[Items from a figure collection]
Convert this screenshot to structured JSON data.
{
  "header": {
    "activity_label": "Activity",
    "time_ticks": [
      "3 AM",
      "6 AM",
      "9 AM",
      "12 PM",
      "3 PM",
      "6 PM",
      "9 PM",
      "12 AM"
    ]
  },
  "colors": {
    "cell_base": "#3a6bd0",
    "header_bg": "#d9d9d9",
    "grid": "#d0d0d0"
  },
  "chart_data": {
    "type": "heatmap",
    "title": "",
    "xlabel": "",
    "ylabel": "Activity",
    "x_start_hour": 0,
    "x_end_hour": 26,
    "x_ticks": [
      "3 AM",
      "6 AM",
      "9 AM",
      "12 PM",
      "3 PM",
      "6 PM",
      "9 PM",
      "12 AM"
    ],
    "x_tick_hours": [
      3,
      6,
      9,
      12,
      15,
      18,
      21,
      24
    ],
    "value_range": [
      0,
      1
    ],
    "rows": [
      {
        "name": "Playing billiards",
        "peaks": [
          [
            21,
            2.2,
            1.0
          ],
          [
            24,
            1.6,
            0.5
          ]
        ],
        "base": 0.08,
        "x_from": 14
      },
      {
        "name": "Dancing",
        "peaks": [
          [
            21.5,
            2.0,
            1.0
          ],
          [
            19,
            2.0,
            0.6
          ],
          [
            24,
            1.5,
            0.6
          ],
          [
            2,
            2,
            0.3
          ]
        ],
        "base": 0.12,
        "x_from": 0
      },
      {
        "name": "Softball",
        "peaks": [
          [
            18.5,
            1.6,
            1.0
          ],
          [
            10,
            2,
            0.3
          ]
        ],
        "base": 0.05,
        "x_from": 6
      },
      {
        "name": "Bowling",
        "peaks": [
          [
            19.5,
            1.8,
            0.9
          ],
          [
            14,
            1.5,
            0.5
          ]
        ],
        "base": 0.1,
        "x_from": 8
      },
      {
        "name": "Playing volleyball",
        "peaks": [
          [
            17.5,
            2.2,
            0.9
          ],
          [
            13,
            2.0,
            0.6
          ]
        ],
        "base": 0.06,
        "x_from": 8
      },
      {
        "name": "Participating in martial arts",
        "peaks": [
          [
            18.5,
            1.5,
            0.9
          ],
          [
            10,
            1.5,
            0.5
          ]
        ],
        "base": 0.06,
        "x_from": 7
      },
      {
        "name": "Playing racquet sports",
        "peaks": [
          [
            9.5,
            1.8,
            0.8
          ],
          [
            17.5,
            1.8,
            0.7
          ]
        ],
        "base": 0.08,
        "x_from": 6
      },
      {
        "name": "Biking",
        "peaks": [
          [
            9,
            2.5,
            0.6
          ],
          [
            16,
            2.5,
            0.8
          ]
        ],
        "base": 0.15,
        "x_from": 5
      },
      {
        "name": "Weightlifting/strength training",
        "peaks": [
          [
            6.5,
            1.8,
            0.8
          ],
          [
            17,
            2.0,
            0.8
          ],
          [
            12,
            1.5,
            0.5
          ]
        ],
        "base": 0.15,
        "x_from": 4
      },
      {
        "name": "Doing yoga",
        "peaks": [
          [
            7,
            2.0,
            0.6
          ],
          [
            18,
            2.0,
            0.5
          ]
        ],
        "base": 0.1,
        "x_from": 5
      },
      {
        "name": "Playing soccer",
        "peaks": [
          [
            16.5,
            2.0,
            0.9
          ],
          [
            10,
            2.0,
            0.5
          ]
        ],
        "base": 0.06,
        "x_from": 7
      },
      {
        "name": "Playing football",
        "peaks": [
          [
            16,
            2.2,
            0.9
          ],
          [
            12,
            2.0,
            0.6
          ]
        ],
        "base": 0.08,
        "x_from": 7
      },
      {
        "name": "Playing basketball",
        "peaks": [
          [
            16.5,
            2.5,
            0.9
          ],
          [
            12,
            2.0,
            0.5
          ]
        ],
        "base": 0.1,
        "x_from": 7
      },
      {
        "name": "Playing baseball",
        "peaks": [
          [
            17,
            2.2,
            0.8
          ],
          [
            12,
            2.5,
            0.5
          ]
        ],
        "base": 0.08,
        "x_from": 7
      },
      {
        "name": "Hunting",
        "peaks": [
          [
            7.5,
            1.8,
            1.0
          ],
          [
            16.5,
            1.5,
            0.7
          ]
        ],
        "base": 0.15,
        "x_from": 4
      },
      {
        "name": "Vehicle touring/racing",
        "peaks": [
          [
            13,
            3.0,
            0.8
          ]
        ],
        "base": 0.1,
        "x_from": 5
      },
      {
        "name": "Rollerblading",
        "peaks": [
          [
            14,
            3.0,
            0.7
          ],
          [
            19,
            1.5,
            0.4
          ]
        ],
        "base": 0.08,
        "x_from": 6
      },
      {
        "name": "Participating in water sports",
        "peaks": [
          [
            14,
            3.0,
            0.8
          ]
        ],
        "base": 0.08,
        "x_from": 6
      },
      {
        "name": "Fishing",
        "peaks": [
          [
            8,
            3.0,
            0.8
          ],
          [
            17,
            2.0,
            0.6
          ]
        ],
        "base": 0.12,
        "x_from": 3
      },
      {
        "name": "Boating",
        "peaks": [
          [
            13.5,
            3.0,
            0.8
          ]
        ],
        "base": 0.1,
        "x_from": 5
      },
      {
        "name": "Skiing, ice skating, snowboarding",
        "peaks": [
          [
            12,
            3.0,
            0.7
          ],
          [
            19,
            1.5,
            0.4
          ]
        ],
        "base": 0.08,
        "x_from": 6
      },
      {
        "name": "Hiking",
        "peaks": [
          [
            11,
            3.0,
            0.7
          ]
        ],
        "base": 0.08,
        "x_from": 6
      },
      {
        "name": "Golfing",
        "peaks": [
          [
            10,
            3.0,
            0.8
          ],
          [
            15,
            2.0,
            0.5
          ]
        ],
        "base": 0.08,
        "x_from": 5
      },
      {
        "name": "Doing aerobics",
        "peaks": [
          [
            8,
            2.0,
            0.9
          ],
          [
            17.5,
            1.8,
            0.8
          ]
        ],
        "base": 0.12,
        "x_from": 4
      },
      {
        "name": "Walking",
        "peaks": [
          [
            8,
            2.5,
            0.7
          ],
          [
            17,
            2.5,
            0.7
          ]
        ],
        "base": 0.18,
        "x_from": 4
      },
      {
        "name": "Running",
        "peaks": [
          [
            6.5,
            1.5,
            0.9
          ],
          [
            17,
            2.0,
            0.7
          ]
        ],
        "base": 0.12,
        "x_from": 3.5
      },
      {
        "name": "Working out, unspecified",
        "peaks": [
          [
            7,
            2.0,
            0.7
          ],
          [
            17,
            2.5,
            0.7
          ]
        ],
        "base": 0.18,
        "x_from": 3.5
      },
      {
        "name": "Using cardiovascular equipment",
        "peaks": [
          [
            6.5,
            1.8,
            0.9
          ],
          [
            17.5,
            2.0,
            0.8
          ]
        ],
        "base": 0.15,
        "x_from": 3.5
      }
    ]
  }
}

*WHAT IS BEING ASKED*: Copy out each line exactly.

*FULL ANSWER*:
Convert this screenshot to structured JSON data.
{
  "header": {
    "activity_label": "Activity",
    "time_ticks": [
      "3 AM",
      "6 AM",
      "9 AM",
      "12 PM",
      "3 PM",
      "6 PM",
      "9 PM",
      "12 AM"
    ]
  },
  "colors": {
    "cell_base": "#3a6bd0",
    "header_bg": "#d9d9d9",
    "grid": "#d0d0d0"
  },
  "chart_data": {
    "type": "heatmap",
    "title": "",
    "xlabel": "",
    "ylabel": "Activity",
    "x_start_hour": 0,
    "x_end_hour": 26,
    "x_ticks": [
      "3 AM",
      "6 AM",
      "9 AM",
      "12 PM",
      "3 PM",
      "6 PM",
      "9 PM",
      "12 AM"
    ],
    "x_tick_hours": [
      3,
      6,
      9,
      12,
      15,
      18,
      21,
      24
    ],
    "value_range": [
      0,
      1
    ],
    "rows": [
      {
        "name": "Playing billiards",
        "peaks": [
          [
            21,
            2.2,
            1.0
          ],
          [
            24,
            1.6,
            0.5
          ]
        ],
        "base": 0.08,
        "x_from": 14
      },
      {
        "name": "Dancing",
        "peaks": [
          [
            21.5,
            2.0,
            1.0
          ],
          [
            19,
            2.0,
            0.6
          ],
          [
            24,
            1.5,
            0.6
          ],
          [
            2,
            2,
            0.3
          ]
        ],
        "base": 0.12,
        "x_from": 0
      },
      {
        "name": "Softball",
        "peaks": [
          [
            18.5,
            1.6,
            1.0
          ],
          [
            10,
            2,
            0.3
          ]
        ],
        "base": 0.05,
        "x_from": 6
      },
      {
        "name": "Bowling",
        "peaks": [
          [
            19.5,
            1.8,
            0.9
          ],
          [
            14,
            1.5,
            0.5
          ]
        ],
        "base": 0.1,
        "x_from": 8
      },
      {
        "name": "Playing volleyball",
        "peaks": [
          [
            17.5,
            2.2,
            0.9
          ],
          [
            13,
            2.0,
            0.6
          ]
        ],
        "base": 0.06,
        "x_from": 8
      },
      {
        "name": "Participating in martial arts",
        "peaks": [
          [
            18.5,
            1.5,
            0.9
          ],
          [
            10,
            1.5,
            0.5
          ]
        ],
        "base": 0.06,
        "x_from": 7
      },
      {
        "name": "Playing racquet sports",
        "peaks": [
          [
            9.5,
            1.8,
            0.8
          ],
          [
            17.5,
            1.8,
            0.7
          ]
        ],
        "base": 0.08,
        "x_from": 6
      },
      {
        "name": "Biking",
        "peaks": [
          [
            9,
            2.5,
            0.6
          ],
          [
            16,
            2.5,
            0.8
          ]
        ],
        "base": 0.15,
        "x_from": 5
      },
      {
        "name": "Weightlifting/strength training",
        "peaks": [
          [
            6.5,
            1.8,
            0.8
          ],
          [
            17,
            2.0,
            0.8
          ],
          [
            12,
            1.5,
            0.5
          ]
        ],
        "base": 0.15,
        "x_from": 4
      },
      {
        "name": "Doing yoga",
        "peaks": [
          [
            7,
            2.0,
            0.6
          ],
          [
            18,
            2.0,
            0.5
          ]
        ],
        "base": 0.1,
        "x_from": 5
      },
      {
        "name": "Playing soccer",
        "peaks": [
          [
            16.5,
            2.0,
            0.9
          ],
          [
            10,
            2.0,
            0.5
          ]
        ],
        "base": 0.06,
        "x_from": 7
      },
      {
        "name": "Playing football",
        "peaks": [
          [
            16,
            2.2,
            0.9
          ],
          [
            12,
            2.0,
            0.6
          ]
        ],
        "base": 0.08,
        "x_from": 7
      },
      {
        "name": "Playing basketball",
        "peaks": [
          [
            16.5,
            2.5,
            0.9
          ],
          [
            12,
            2.0,
            0.5
          ]
        ],
        "base": 0.1,
        "x_from": 7
      },
      {
        "name": "Playing baseball",
        "peaks": [
          [
            17,
            2.2,
            0.8
          ],
          [
            12,
            2.5,
            0.5
          ]
        ],
        "base": 0.08,
        "x_from": 7
      },
      {
        "name": "Hunting",
        "peaks": [
          [
            7.5,
            1.8,
            1.0
          ],
          [
            16.5,
            1.5,
            0.7
          ]
        ],
        "base": 0.15,
        "x_from": 4
      },
      {
        "name": "Vehicle touring/racing",
        "peaks": [
          [
            13,
            3.0,
            0.8
          ]
        ],
        "base": 0.1,
        "x_from": 5
      },
      {
        "name": "Rollerblading",
        "peaks": [
          [
            14,
            3.0,
            0.7
          ],
          [
            19,
            1.5,
            0.4
          ]
        ],
        "base": 0.08,
        "x_from": 6
      },
      {
        "name": "Participating in water sports",
        "peaks": [
          [
            14,
            3.0,
            0.8
          ]
        ],
        "base": 0.08,
        "x_from": 6
      },
      {
        "name": "Fishing",
        "peaks": [
          [
            8,
            3.0,
            0.8
          ],
          [
            17,
            2.0,
            0.6
          ]
        ],
        "base": 0.12,
        "x_from": 3
      },
      {
        "name": "Boating",
        "peaks": [
          [
            13.5,
            3.0,
            0.8
          ]
        ],
        "base": 0.1,
        "x_from": 5
      },
      {
        "name": "Skiing, ice skating, snowboarding",
        "peaks": [
          [
            12,
            3.0,
            0.7
          ],
          [
            19,
            1.5,
            0.4
          ]
        ],
        "base": 0.08,
        "x_from": 6
      },
      {
        "name": "Hiking",
        "peaks": [
          [
            11,
            3.0,
            0.7
          ]
        ],
        "base": 0.08,
        "x_from": 6
      },
      {
        "name": "Golfing",
        "peaks": [
          [
            10,
            3.0,
            0.8
          ],
          [
            15,
            2.0,
            0.5
          ]
        ],
        "base": 0.08,
        "x_from": 5
      },
      {
        "name": "Doing aerobics",
        "peaks": [
          [
            8,
            2.0,
            0.9
          ],
          [
            17.5,
            1.8,
            0.8
          ]
        ],
        "base": 0.12,
        "x_from": 4
      },
      {
        "name": "Walking",
        "peaks": [
          [
            8,
            2.5,
            0.7
          ],
          [
            17,
            2.5,
            0.7
          ]
        ],
        "base": 0.18,
        "x_from": 4
      },
      {
        "name": "Running",
        "peaks": [
          [
            6.5,
            1.5,
            0.9
          ],
          [
            17,
            2.0,
            0.7
          ]
        ],
        "base": 0.12,
        "x_from": 3.5
      },
      {
        "name": "Working out, unspecified",
        "peaks": [
          [
            7,
            2.0,
            0.7
          ],
          [
            17,
            2.5,
            0.7
          ]
        ],
        "base": 0.18,
        "x_from": 3.5
      },
      {
        "name": "Using cardiovascular equipment",
        "peaks": [
          [
            6.5,
            1.8,
            0.9
          ],
          [
            17.5,
            2.0,
            0.8
          ]
        ],
        "base": 0.15,
        "x_from": 3.5
      }
    ]
  }
}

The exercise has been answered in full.